● **Directions for this task**:
Starting at the line that contains "Type out the text in this image.", copy each line through the final one exactly as written.

─── Data listing

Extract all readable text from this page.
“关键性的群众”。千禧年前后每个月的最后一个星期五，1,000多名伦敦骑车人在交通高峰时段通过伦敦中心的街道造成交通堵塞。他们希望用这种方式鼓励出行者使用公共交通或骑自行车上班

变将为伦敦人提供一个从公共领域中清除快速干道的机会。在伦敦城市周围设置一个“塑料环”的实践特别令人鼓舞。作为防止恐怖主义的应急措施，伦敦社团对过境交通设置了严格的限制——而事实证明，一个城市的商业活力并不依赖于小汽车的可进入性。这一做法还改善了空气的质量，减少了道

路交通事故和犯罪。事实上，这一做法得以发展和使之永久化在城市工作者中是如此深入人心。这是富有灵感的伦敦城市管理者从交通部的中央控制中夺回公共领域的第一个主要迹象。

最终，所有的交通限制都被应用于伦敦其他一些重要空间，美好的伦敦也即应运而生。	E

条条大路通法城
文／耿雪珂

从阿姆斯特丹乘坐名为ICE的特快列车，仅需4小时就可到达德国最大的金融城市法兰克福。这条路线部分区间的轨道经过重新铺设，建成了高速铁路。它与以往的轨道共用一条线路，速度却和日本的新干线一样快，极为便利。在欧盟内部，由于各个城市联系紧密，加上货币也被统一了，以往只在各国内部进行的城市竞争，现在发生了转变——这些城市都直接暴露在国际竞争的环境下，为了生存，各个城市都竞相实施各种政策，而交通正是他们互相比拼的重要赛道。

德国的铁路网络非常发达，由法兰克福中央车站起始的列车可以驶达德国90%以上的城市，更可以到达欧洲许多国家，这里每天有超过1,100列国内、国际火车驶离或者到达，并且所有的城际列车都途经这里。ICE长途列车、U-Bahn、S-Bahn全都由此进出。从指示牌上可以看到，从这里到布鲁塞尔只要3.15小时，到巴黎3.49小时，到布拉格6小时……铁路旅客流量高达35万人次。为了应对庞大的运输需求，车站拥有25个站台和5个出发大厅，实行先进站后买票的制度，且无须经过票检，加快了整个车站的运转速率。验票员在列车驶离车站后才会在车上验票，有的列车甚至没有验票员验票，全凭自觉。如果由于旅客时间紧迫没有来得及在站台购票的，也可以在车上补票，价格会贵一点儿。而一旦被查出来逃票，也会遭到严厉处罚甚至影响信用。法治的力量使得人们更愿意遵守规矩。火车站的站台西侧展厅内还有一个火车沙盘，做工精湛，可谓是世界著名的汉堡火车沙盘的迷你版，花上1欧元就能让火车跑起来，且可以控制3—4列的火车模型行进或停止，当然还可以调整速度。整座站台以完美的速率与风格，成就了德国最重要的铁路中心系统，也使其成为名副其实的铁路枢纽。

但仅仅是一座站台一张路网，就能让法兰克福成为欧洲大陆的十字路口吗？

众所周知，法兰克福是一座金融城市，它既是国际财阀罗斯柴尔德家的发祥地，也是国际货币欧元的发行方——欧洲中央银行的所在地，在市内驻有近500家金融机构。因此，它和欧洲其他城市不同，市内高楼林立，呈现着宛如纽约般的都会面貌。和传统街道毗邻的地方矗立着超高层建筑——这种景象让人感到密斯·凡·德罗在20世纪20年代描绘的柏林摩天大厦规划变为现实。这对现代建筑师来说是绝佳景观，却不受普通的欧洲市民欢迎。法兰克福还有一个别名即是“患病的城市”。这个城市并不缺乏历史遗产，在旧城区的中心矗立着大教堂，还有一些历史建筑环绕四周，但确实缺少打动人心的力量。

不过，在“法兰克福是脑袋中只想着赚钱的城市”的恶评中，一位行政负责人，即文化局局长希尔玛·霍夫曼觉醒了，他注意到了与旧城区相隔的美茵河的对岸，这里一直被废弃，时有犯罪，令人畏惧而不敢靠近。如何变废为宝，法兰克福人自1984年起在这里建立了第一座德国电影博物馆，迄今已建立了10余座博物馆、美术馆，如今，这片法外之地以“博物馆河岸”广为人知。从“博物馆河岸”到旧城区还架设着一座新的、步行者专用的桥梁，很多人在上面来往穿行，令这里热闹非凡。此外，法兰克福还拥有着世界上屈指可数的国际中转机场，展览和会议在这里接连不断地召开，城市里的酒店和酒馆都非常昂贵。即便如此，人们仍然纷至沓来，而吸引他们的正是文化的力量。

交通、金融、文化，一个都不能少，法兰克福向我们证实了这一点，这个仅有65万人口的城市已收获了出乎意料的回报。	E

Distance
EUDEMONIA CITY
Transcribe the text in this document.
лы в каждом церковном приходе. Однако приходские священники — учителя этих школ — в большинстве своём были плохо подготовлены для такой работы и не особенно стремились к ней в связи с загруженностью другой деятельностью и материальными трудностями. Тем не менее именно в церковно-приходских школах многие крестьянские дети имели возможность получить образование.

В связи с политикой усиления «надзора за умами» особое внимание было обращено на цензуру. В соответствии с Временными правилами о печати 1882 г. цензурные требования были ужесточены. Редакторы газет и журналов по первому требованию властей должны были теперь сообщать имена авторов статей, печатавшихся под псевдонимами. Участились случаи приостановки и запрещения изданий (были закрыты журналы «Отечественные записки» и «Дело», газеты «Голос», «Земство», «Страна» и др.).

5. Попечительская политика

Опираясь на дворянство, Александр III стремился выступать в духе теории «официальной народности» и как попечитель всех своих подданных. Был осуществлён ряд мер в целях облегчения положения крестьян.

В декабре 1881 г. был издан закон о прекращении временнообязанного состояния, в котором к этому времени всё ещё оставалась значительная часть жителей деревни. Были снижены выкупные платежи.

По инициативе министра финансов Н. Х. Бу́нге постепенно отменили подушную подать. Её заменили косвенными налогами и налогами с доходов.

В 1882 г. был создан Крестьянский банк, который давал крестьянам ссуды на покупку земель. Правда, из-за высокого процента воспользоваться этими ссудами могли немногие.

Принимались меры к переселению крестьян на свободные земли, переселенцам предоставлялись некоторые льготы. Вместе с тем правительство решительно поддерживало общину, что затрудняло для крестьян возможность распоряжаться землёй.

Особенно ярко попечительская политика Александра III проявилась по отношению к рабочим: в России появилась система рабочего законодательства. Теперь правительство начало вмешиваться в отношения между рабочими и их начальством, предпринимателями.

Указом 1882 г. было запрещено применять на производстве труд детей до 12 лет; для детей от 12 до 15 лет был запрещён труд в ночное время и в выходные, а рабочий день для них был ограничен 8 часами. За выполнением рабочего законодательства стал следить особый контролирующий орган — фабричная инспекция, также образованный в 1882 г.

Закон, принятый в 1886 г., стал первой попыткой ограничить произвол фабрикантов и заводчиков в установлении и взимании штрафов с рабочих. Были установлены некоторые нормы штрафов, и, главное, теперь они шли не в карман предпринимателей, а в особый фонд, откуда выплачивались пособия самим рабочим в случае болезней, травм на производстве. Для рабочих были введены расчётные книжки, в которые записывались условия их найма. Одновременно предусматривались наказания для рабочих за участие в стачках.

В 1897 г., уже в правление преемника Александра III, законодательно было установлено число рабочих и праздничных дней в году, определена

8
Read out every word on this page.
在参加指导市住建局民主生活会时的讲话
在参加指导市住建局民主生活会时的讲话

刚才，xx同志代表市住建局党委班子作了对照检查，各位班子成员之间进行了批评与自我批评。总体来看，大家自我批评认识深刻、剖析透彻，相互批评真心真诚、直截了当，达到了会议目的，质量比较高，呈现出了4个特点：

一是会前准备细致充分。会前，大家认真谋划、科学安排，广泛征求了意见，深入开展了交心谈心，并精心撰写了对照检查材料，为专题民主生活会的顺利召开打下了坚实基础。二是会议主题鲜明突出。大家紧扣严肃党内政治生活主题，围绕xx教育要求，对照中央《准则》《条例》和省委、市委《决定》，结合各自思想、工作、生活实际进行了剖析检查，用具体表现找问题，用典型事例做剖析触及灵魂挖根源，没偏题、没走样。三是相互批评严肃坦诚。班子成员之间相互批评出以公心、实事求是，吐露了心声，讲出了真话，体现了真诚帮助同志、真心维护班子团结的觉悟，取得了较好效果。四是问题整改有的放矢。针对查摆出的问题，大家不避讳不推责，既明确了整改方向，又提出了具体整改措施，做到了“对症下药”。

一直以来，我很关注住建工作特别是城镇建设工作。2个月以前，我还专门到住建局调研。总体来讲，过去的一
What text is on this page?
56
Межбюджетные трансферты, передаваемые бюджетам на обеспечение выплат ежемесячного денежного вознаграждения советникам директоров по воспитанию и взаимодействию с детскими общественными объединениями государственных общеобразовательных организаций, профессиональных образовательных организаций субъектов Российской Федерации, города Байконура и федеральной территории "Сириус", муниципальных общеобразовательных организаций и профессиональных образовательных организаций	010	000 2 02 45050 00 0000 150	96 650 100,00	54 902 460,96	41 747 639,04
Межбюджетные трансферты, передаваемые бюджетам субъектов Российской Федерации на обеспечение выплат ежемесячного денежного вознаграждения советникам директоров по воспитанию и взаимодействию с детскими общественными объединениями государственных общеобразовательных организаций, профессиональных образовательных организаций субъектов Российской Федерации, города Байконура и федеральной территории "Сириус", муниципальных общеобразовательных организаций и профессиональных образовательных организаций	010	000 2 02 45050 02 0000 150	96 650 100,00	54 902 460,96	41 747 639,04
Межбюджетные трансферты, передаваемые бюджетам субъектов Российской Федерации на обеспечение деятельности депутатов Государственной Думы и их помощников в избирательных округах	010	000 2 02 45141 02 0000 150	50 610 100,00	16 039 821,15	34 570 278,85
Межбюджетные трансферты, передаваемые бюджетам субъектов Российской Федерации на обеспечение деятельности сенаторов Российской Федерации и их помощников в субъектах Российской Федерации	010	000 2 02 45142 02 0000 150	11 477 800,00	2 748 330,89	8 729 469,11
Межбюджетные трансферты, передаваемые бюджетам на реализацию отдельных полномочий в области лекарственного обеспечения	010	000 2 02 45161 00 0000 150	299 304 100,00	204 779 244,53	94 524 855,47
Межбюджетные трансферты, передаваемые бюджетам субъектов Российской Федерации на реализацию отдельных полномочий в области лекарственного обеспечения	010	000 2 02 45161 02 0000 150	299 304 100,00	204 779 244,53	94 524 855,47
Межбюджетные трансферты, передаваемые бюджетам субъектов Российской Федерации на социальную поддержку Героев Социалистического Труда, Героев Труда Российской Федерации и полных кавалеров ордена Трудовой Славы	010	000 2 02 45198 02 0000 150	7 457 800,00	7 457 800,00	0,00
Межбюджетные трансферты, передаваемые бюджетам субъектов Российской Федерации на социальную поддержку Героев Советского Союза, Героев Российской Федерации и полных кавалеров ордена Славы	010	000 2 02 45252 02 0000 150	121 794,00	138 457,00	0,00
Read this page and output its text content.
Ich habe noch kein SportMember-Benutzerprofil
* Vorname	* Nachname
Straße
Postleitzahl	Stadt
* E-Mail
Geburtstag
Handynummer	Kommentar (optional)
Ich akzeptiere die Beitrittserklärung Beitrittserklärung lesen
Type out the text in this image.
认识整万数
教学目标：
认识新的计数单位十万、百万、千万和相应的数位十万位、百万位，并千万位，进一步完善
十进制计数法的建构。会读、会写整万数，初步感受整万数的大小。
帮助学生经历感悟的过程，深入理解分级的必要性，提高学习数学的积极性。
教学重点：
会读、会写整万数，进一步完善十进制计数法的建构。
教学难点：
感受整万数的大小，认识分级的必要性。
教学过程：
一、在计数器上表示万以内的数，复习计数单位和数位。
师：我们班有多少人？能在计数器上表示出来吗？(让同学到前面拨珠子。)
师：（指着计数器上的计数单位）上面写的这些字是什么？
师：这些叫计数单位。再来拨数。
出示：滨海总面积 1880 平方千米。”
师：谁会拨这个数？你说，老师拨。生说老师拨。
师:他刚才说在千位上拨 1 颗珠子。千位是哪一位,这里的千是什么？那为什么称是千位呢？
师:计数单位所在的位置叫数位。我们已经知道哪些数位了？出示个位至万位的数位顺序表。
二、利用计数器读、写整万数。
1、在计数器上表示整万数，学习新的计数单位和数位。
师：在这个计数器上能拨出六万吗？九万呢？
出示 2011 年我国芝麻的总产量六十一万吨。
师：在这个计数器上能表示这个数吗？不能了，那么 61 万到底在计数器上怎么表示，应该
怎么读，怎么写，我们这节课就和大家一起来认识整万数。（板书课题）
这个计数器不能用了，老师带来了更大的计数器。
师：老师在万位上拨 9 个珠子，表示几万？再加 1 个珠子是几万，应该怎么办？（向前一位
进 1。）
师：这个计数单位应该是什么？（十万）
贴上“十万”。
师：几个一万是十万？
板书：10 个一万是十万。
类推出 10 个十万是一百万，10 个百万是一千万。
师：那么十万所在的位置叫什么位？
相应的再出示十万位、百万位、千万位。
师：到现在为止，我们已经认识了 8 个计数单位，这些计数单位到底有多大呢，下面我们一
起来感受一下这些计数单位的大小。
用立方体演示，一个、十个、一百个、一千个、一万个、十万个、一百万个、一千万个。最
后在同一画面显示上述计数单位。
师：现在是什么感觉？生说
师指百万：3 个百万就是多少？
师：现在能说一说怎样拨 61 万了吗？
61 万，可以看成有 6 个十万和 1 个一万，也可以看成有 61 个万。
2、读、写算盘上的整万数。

──────

● **Reply**:
Type out the text in this image.
认识整万数
教学目标：
认识新的计数单位十万、百万、千万和相应的数位十万位、百万位，并千万位，进一步完善
十进制计数法的建构。会读、会写整万数，初步感受整万数的大小。
帮助学生经历感悟的过程，深入理解分级的必要性，提高学习数学的积极性。
教学重点：
会读、会写整万数，进一步完善十进制计数法的建构。
教学难点：
感受整万数的大小，认识分级的必要性。
教学过程：
一、在计数器上表示万以内的数，复习计数单位和数位。
师：我们班有多少人？能在计数器上表示出来吗？(让同学到前面拨珠子。)
师：（指着计数器上的计数单位）上面写的这些字是什么？
师：这些叫计数单位。再来拨数。
出示：滨海总面积 1880 平方千米。”
师：谁会拨这个数？你说，老师拨。生说老师拨。
师:他刚才说在千位上拨 1 颗珠子。千位是哪一位,这里的千是什么？那为什么称是千位呢？
师:计数单位所在的位置叫数位。我们已经知道哪些数位了？出示个位至万位的数位顺序表。
二、利用计数器读、写整万数。
1、在计数器上表示整万数，学习新的计数单位和数位。
师：在这个计数器上能拨出六万吗？九万呢？
出示 2011 年我国芝麻的总产量六十一万吨。
师：在这个计数器上能表示这个数吗？不能了，那么 61 万到底在计数器上怎么表示，应该
怎么读，怎么写，我们这节课就和大家一起来认识整万数。（板书课题）
这个计数器不能用了，老师带来了更大的计数器。
师：老师在万位上拨 9 个珠子，表示几万？再加 1 个珠子是几万，应该怎么办？（向前一位
进 1。）
师：这个计数单位应该是什么？（十万）
贴上“十万”。
师：几个一万是十万？
板书：10 个一万是十万。
类推出 10 个十万是一百万，10 个百万是一千万。
师：那么十万所在的位置叫什么位？
相应的再出示十万位、百万位、千万位。
师：到现在为止，我们已经认识了 8 个计数单位，这些计数单位到底有多大呢，下面我们一
起来感受一下这些计数单位的大小。
用立方体演示，一个、十个、一百个、一千个、一万个、十万个、一百万个、一千万个。最
后在同一画面显示上述计数单位。
师：现在是什么感觉？生说
师指百万：3 个百万就是多少？
师：现在能说一说怎样拨 61 万了吗？
61 万，可以看成有 6 个十万和 1 个一万，也可以看成有 61 个万。
2、读、写算盘上的整万数。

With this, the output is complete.